BEGIN THE RECORDS
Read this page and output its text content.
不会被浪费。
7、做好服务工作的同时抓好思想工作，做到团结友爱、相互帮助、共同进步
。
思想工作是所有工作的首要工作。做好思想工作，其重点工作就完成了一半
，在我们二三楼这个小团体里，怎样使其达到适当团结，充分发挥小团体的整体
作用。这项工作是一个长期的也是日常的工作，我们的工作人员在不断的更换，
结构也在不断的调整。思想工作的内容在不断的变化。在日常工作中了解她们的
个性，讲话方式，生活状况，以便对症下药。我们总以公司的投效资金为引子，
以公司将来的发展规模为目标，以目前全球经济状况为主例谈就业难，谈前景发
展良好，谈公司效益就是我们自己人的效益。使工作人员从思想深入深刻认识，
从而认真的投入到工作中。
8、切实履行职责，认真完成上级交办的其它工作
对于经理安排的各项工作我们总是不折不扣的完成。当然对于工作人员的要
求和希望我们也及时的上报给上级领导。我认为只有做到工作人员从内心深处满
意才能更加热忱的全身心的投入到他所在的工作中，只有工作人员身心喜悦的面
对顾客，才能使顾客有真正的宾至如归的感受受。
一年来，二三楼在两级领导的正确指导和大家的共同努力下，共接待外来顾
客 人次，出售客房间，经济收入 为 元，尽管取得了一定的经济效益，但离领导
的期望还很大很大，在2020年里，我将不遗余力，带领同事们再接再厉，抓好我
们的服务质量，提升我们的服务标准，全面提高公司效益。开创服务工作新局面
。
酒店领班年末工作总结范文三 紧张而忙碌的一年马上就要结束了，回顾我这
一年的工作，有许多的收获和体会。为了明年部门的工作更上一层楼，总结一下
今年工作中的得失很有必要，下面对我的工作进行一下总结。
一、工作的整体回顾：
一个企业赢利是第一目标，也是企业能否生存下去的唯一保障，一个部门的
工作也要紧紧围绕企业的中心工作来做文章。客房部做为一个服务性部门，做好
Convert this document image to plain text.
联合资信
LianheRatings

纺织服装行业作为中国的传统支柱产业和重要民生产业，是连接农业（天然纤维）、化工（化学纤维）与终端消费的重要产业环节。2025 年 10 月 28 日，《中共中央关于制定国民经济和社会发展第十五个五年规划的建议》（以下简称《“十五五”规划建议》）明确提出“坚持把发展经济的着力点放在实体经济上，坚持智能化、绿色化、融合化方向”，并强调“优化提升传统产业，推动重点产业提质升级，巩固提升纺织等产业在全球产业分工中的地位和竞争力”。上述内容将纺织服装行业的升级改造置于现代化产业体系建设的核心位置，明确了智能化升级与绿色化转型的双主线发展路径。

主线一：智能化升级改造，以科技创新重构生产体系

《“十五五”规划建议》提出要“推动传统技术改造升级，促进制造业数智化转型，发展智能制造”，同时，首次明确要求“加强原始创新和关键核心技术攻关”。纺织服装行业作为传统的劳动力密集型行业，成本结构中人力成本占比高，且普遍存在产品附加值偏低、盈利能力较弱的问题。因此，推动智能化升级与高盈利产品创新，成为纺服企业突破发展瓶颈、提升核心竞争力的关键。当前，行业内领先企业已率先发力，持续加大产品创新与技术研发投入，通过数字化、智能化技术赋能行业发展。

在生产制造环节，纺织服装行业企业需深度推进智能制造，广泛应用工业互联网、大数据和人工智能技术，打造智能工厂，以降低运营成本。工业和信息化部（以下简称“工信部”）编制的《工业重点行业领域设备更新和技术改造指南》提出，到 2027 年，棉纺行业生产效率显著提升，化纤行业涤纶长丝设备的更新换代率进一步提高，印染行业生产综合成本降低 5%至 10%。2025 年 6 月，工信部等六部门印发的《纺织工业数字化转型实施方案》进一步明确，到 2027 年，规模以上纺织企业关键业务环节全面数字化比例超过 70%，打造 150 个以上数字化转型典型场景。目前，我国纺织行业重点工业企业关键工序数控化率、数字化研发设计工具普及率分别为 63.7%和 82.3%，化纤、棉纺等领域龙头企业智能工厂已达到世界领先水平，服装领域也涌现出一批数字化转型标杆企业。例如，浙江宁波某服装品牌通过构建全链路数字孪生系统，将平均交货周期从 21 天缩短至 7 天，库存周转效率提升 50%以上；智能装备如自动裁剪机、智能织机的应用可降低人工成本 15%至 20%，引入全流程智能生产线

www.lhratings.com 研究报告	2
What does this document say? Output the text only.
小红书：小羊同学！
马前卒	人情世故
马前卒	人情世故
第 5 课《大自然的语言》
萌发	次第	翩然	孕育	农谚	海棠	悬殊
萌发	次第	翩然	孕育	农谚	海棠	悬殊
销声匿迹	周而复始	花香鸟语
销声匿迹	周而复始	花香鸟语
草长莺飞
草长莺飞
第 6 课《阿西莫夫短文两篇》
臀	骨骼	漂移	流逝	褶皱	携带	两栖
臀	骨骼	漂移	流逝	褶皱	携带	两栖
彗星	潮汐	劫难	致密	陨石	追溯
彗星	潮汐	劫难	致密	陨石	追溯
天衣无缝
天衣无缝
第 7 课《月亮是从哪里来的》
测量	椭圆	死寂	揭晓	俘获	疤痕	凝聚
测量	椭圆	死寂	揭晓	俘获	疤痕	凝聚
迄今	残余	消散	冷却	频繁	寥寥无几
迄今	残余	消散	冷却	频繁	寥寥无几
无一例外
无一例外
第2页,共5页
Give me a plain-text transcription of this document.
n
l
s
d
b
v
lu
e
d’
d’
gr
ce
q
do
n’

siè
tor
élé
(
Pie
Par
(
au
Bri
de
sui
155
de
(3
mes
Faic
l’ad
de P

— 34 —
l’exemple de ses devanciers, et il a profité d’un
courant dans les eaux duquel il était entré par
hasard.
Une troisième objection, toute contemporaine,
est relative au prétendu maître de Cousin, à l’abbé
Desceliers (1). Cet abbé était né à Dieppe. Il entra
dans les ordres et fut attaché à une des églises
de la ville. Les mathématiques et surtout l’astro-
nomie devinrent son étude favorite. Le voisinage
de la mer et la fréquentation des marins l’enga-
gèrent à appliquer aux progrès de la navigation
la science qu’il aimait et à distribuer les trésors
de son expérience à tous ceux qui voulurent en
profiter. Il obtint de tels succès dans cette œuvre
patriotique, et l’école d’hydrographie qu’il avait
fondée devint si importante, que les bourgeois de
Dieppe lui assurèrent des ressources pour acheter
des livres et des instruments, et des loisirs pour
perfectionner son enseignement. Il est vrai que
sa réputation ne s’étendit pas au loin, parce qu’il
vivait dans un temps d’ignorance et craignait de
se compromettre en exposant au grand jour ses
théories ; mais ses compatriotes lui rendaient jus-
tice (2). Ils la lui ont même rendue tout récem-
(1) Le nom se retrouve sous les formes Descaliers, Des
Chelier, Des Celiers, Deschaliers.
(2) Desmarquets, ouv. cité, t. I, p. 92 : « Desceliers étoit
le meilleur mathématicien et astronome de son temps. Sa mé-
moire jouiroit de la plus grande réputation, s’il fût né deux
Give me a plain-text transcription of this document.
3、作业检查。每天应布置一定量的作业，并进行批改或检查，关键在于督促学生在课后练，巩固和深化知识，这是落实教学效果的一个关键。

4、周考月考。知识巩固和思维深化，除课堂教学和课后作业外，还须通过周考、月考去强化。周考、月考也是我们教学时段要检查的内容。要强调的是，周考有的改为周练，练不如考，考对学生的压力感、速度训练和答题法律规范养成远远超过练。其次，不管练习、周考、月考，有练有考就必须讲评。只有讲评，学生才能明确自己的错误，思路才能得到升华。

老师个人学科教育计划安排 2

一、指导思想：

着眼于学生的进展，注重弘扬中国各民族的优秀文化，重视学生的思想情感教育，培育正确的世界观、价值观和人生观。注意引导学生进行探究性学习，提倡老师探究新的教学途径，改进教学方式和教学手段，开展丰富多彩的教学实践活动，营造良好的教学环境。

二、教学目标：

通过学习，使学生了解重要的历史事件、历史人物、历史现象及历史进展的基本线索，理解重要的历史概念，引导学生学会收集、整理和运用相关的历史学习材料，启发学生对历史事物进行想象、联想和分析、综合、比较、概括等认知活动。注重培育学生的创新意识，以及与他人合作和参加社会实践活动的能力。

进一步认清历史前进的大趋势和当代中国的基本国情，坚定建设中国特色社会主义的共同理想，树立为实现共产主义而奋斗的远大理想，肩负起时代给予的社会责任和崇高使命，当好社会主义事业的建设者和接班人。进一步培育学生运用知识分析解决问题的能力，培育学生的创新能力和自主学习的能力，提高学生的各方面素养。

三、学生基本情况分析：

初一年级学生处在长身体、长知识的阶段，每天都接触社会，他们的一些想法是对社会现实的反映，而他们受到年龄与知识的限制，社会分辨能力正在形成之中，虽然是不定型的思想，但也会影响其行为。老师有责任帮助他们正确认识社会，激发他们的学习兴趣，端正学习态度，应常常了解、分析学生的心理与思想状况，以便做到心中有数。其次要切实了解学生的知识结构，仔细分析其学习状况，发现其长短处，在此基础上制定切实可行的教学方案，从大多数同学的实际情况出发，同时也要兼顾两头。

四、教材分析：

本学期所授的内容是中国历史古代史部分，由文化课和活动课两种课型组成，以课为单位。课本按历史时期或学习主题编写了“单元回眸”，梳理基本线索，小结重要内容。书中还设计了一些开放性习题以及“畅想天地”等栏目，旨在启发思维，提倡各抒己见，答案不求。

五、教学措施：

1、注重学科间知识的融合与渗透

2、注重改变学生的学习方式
END THE RECORDS
* _YOUR TASK_
From the entries above, select each line containing the string "dans".

* _WORKED SOLUTION_
courant dans les eaux duquel il était entré par
dans les ordres et fut attaché à une des églises
profiter. Il obtint de tels succès dans cette œuvre
vivait dans un temps d’ignorance et craignait de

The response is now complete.